■ TASK OBJECTIVE:
Give every entry again, word for word and in full.

# # # # #

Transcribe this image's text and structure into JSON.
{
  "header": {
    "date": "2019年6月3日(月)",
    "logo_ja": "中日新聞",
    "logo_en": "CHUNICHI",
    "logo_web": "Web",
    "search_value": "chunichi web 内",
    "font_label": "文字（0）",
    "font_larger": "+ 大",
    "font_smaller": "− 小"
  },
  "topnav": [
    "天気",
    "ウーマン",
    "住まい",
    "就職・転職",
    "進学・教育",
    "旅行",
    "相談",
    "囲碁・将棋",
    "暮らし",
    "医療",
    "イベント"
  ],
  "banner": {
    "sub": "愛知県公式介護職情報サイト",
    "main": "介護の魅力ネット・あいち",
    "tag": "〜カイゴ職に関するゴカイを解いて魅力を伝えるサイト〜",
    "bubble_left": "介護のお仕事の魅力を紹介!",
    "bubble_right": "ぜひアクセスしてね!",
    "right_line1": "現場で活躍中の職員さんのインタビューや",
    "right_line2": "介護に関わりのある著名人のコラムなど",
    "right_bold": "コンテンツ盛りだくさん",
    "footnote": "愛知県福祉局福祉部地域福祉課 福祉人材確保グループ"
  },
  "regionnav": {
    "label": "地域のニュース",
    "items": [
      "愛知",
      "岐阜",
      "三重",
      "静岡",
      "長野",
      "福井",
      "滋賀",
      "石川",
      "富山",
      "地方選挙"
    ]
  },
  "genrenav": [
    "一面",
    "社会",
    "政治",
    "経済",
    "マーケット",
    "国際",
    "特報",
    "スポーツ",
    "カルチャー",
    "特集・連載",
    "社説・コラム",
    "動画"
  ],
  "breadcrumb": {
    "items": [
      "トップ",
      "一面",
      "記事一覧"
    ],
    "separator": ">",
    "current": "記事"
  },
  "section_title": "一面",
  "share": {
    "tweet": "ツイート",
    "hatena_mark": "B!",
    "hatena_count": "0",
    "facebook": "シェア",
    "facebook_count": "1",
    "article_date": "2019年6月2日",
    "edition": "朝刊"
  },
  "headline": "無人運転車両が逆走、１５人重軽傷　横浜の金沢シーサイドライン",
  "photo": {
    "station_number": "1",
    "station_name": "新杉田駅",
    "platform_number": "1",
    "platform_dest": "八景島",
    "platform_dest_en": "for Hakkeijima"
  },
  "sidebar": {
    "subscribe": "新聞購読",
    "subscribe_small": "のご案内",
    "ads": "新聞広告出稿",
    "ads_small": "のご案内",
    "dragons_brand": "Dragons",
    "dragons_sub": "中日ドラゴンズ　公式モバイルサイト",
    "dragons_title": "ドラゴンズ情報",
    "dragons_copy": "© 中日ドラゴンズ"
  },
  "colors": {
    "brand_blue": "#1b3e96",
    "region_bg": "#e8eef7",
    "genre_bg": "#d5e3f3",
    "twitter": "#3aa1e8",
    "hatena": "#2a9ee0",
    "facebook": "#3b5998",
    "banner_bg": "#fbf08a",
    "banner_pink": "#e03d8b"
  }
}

# # # # #

■ SOLUTION FOR THIS TASK:
Transcribe this image's text and structure into JSON.
{
  "header": {
    "date": "2019年6月3日(月)",
    "logo_ja": "中日新聞",
    "logo_en": "CHUNICHI",
    "logo_web": "Web",
    "search_value": "chunichi web 内",
    "font_label": "文字（0）",
    "font_larger": "+ 大",
    "font_smaller": "− 小"
  },
  "topnav": [
    "天気",
    "ウーマン",
    "住まい",
    "就職・転職",
    "進学・教育",
    "旅行",
    "相談",
    "囲碁・将棋",
    "暮らし",
    "医療",
    "イベント"
  ],
  "banner": {
    "sub": "愛知県公式介護職情報サイト",
    "main": "介護の魅力ネット・あいち",
    "tag": "〜カイゴ職に関するゴカイを解いて魅力を伝えるサイト〜",
    "bubble_left": "介護のお仕事の魅力を紹介!",
    "bubble_right": "ぜひアクセスしてね!",
    "right_line1": "現場で活躍中の職員さんのインタビューや",
    "right_line2": "介護に関わりのある著名人のコラムなど",
    "right_bold": "コンテンツ盛りだくさん",
    "footnote": "愛知県福祉局福祉部地域福祉課 福祉人材確保グループ"
  },
  "regionnav": {
    "label": "地域のニュース",
    "items": [
      "愛知",
      "岐阜",
      "三重",
      "静岡",
      "長野",
      "福井",
      "滋賀",
      "石川",
      "富山",
      "地方選挙"
    ]
  },
  "genrenav": [
    "一面",
    "社会",
    "政治",
    "経済",
    "マーケット",
    "国際",
    "特報",
    "スポーツ",
    "カルチャー",
    "特集・連載",
    "社説・コラム",
    "動画"
  ],
  "breadcrumb": {
    "items": [
      "トップ",
      "一面",
      "記事一覧"
    ],
    "separator": ">",
    "current": "記事"
  },
  "section_title": "一面",
  "share": {
    "tweet": "ツイート",
    "hatena_mark": "B!",
    "hatena_count": "0",
    "facebook": "シェア",
    "facebook_count": "1",
    "article_date": "2019年6月2日",
    "edition": "朝刊"
  },
  "headline": "無人運転車両が逆走、１５人重軽傷　横浜の金沢シーサイドライン",
  "photo": {
    "station_number": "1",
    "station_name": "新杉田駅",
    "platform_number": "1",
    "platform_dest": "八景島",
    "platform_dest_en": "for Hakkeijima"
  },
  "sidebar": {
    "subscribe": "新聞購読",
    "subscribe_small": "のご案内",
    "ads": "新聞広告出稿",
    "ads_small": "のご案内",
    "dragons_brand": "Dragons",
    "dragons_sub": "中日ドラゴンズ　公式モバイルサイト",
    "dragons_title": "ドラゴンズ情報",
    "dragons_copy": "© 中日ドラゴンズ"
  },
  "colors": {
    "brand_blue": "#1b3e96",
    "region_bg": "#e8eef7",
    "genre_bg": "#d5e3f3",
    "twitter": "#3aa1e8",
    "hatena": "#2a9ee0",
    "facebook": "#3b5998",
    "banner_bg": "#fbf08a",
    "banner_pink": "#e03d8b"
  }
}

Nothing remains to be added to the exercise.